■ To do ■
Write out every line of the material as it stands, apart from the pictures.

■ Data in this exercise ■
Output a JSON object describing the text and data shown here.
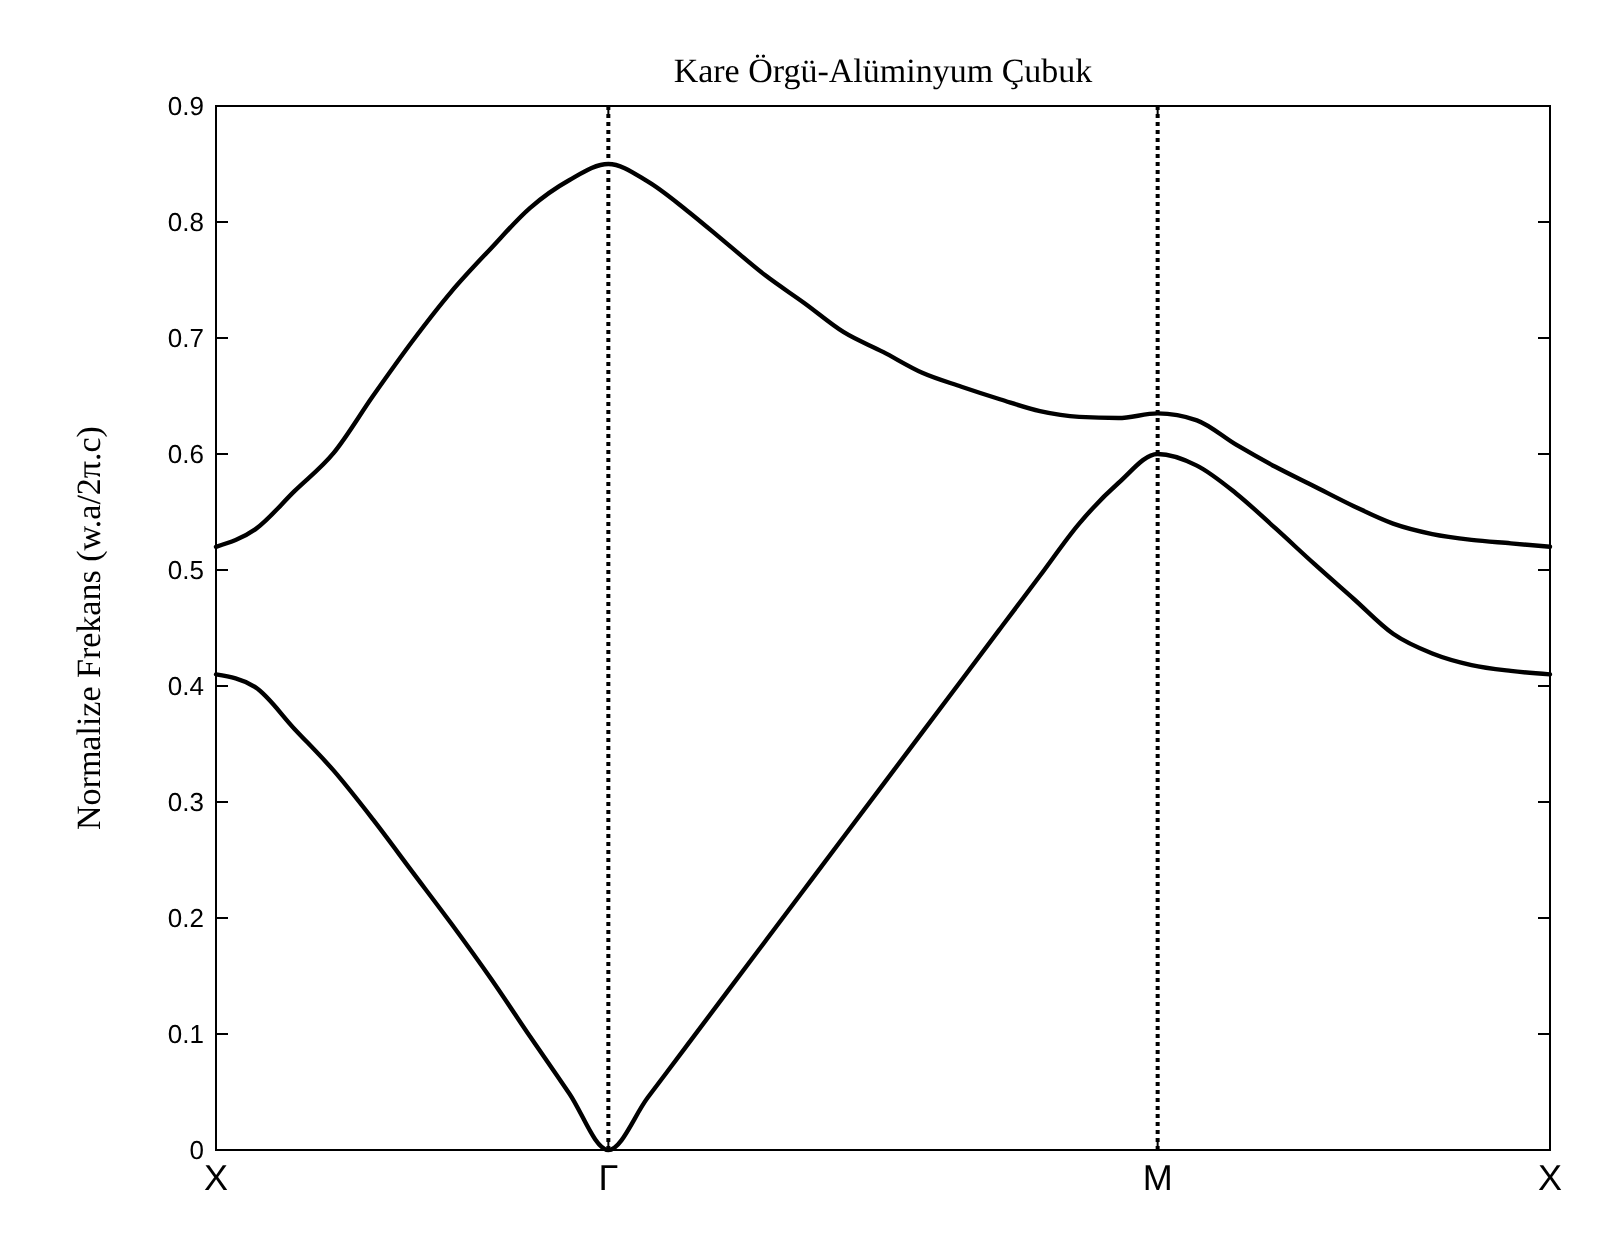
{
  "chart_data": {
    "type": "line",
    "title": "Kare Örgü-Alüminyum Çubuk",
    "ylabel": "Normalize Frekans (w.a/2π.c)",
    "categories": [
      "X",
      null,
      null,
      null,
      null,
      null,
      null,
      null,
      null,
      null,
      "Γ",
      null,
      null,
      null,
      null,
      null,
      null,
      null,
      null,
      null,
      null,
      null,
      null,
      null,
      "M",
      null,
      null,
      null,
      null,
      null,
      null,
      null,
      null,
      null,
      "X"
    ],
    "ylim": [
      0,
      0.9
    ],
    "yticks": [
      0,
      0.1,
      0.2,
      0.3,
      0.4,
      0.5,
      0.6,
      0.7,
      0.8,
      0.9
    ],
    "grid": false,
    "marker": "none",
    "line_style": "solid",
    "ref_lines": [
      {
        "axis": "x",
        "value": "Γ",
        "line_style": "dotted",
        "color": "#000000"
      },
      {
        "axis": "x",
        "value": "M",
        "line_style": "dotted",
        "color": "#000000"
      }
    ],
    "series": [
      {
        "color": "#000000",
        "values": [
          0.52,
          0.535,
          0.568,
          0.601,
          0.65,
          0.697,
          0.74,
          0.777,
          0.812,
          0.836,
          0.85,
          0.835,
          0.81,
          0.782,
          0.754,
          0.73,
          0.705,
          0.688,
          0.67,
          0.658,
          0.647,
          0.637,
          0.632,
          0.631,
          0.635,
          0.629,
          0.608,
          0.589,
          0.572,
          0.555,
          0.54,
          0.531,
          0.526,
          0.523,
          0.52
        ]
      },
      {
        "color": "#000000",
        "values": [
          0.41,
          0.399,
          0.363,
          0.327,
          0.285,
          0.24,
          0.195,
          0.148,
          0.098,
          0.049,
          0,
          0.045,
          0.09,
          0.135,
          0.18,
          0.225,
          0.27,
          0.315,
          0.36,
          0.405,
          0.45,
          0.495,
          0.54,
          0.575,
          0.6,
          0.59,
          0.566,
          0.536,
          0.505,
          0.475,
          0.445,
          0.428,
          0.418,
          0.413,
          0.41
        ]
      }
    ]
  }
}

■ Solution ■
Output a JSON object describing the text and data shown here.
{
  "chart_data": {
    "type": "line",
    "title": "Kare Örgü-Alüminyum Çubuk",
    "ylabel": "Normalize Frekans (w.a/2π.c)",
    "categories": [
      "X",
      null,
      null,
      null,
      null,
      null,
      null,
      null,
      null,
      null,
      "Γ",
      null,
      null,
      null,
      null,
      null,
      null,
      null,
      null,
      null,
      null,
      null,
      null,
      null,
      "M",
      null,
      null,
      null,
      null,
      null,
      null,
      null,
      null,
      null,
      "X"
    ],
    "ylim": [
      0,
      0.9
    ],
    "yticks": [
      0,
      0.1,
      0.2,
      0.3,
      0.4,
      0.5,
      0.6,
      0.7,
      0.8,
      0.9
    ],
    "grid": false,
    "marker": "none",
    "line_style": "solid",
    "ref_lines": [
      {
        "axis": "x",
        "value": "Γ",
        "line_style": "dotted",
        "color": "#000000"
      },
      {
        "axis": "x",
        "value": "M",
        "line_style": "dotted",
        "color": "#000000"
      }
    ],
    "series": [
      {
        "color": "#000000",
        "values": [
          0.52,
          0.535,
          0.568,
          0.601,
          0.65,
          0.697,
          0.74,
          0.777,
          0.812,
          0.836,
          0.85,
          0.835,
          0.81,
          0.782,
          0.754,
          0.73,
          0.705,
          0.688,
          0.67,
          0.658,
          0.647,
          0.637,
          0.632,
          0.631,
          0.635,
          0.629,
          0.608,
          0.589,
          0.572,
          0.555,
          0.54,
          0.531,
          0.526,
          0.523,
          0.52
        ]
      },
      {
        "color": "#000000",
        "values": [
          0.41,
          0.399,
          0.363,
          0.327,
          0.285,
          0.24,
          0.195,
          0.148,
          0.098,
          0.049,
          0,
          0.045,
          0.09,
          0.135,
          0.18,
          0.225,
          0.27,
          0.315,
          0.36,
          0.405,
          0.45,
          0.495,
          0.54,
          0.575,
          0.6,
          0.59,
          0.566,
          0.536,
          0.505,
          0.475,
          0.445,
          0.428,
          0.418,
          0.413,
          0.41
        ]
      }
    ]
  }
}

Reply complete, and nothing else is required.